Extracted data entries:

+-------+

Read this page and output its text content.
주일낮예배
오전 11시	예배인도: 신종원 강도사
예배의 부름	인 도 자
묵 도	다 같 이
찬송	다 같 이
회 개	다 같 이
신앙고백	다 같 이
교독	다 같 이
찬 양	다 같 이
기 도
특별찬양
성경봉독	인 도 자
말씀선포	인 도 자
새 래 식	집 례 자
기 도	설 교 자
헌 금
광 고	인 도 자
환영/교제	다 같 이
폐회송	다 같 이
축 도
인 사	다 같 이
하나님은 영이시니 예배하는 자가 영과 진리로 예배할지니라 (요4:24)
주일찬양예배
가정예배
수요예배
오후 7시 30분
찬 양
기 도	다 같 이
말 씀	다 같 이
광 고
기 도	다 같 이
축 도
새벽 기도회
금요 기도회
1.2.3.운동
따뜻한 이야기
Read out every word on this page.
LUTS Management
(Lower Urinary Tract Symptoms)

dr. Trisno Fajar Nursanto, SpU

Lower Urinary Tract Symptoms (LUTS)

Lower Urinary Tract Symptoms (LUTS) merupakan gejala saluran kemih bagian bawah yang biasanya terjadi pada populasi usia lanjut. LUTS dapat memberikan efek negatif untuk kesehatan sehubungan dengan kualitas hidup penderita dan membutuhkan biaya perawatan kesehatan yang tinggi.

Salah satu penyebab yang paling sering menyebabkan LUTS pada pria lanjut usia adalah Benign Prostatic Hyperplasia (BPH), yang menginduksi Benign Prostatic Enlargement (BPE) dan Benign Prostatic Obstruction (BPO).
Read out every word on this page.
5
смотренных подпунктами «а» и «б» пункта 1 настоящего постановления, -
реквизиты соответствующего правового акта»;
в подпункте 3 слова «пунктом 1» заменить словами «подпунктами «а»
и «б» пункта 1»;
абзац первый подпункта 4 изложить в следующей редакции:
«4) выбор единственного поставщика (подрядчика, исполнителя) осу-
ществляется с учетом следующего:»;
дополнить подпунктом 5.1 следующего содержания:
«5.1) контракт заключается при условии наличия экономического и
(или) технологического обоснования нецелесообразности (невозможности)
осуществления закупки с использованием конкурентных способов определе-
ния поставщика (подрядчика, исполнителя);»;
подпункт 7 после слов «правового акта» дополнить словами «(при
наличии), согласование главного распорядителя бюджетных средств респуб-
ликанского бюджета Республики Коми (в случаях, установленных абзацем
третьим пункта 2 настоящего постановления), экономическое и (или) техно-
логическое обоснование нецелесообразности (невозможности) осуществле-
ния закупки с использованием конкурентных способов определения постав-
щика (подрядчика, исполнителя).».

+-------+

Description of the task:
Transcribe the data. Leave every line exactly as it is.

Solution:
Read this page and output its text content.
주일낮예배
오전 11시	예배인도: 신종원 강도사
예배의 부름	인 도 자
묵 도	다 같 이
찬송	다 같 이
회 개	다 같 이
신앙고백	다 같 이
교독	다 같 이
찬 양	다 같 이
기 도
특별찬양
성경봉독	인 도 자
말씀선포	인 도 자
새 래 식	집 례 자
기 도	설 교 자
헌 금
광 고	인 도 자
환영/교제	다 같 이
폐회송	다 같 이
축 도
인 사	다 같 이
하나님은 영이시니 예배하는 자가 영과 진리로 예배할지니라 (요4:24)
주일찬양예배
가정예배
수요예배
오후 7시 30분
찬 양
기 도	다 같 이
말 씀	다 같 이
광 고
기 도	다 같 이
축 도
새벽 기도회
금요 기도회
1.2.3.운동
따뜻한 이야기
Read out every word on this page.
LUTS Management
(Lower Urinary Tract Symptoms)

dr. Trisno Fajar Nursanto, SpU

Lower Urinary Tract Symptoms (LUTS)

Lower Urinary Tract Symptoms (LUTS) merupakan gejala saluran kemih bagian bawah yang biasanya terjadi pada populasi usia lanjut. LUTS dapat memberikan efek negatif untuk kesehatan sehubungan dengan kualitas hidup penderita dan membutuhkan biaya perawatan kesehatan yang tinggi.

Salah satu penyebab yang paling sering menyebabkan LUTS pada pria lanjut usia adalah Benign Prostatic Hyperplasia (BPH), yang menginduksi Benign Prostatic Enlargement (BPE) dan Benign Prostatic Obstruction (BPO).
Read out every word on this page.
5
смотренных подпунктами «а» и «б» пункта 1 настоящего постановления, -
реквизиты соответствующего правового акта»;
в подпункте 3 слова «пунктом 1» заменить словами «подпунктами «а»
и «б» пункта 1»;
абзац первый подпункта 4 изложить в следующей редакции:
«4) выбор единственного поставщика (подрядчика, исполнителя) осу-
ществляется с учетом следующего:»;
дополнить подпунктом 5.1 следующего содержания:
«5.1) контракт заключается при условии наличия экономического и
(или) технологического обоснования нецелесообразности (невозможности)
осуществления закупки с использованием конкурентных способов определе-
ния поставщика (подрядчика, исполнителя);»;
подпункт 7 после слов «правового акта» дополнить словами «(при
наличии), согласование главного распорядителя бюджетных средств респуб-
ликанского бюджета Республики Коми (в случаях, установленных абзацем
третьим пункта 2 настоящего постановления), экономическое и (или) техно-
логическое обоснование нецелесообразности (невозможности) осуществле-
ния закупки с использованием конкурентных способов определения постав-
щика (подрядчика, исполнителя).».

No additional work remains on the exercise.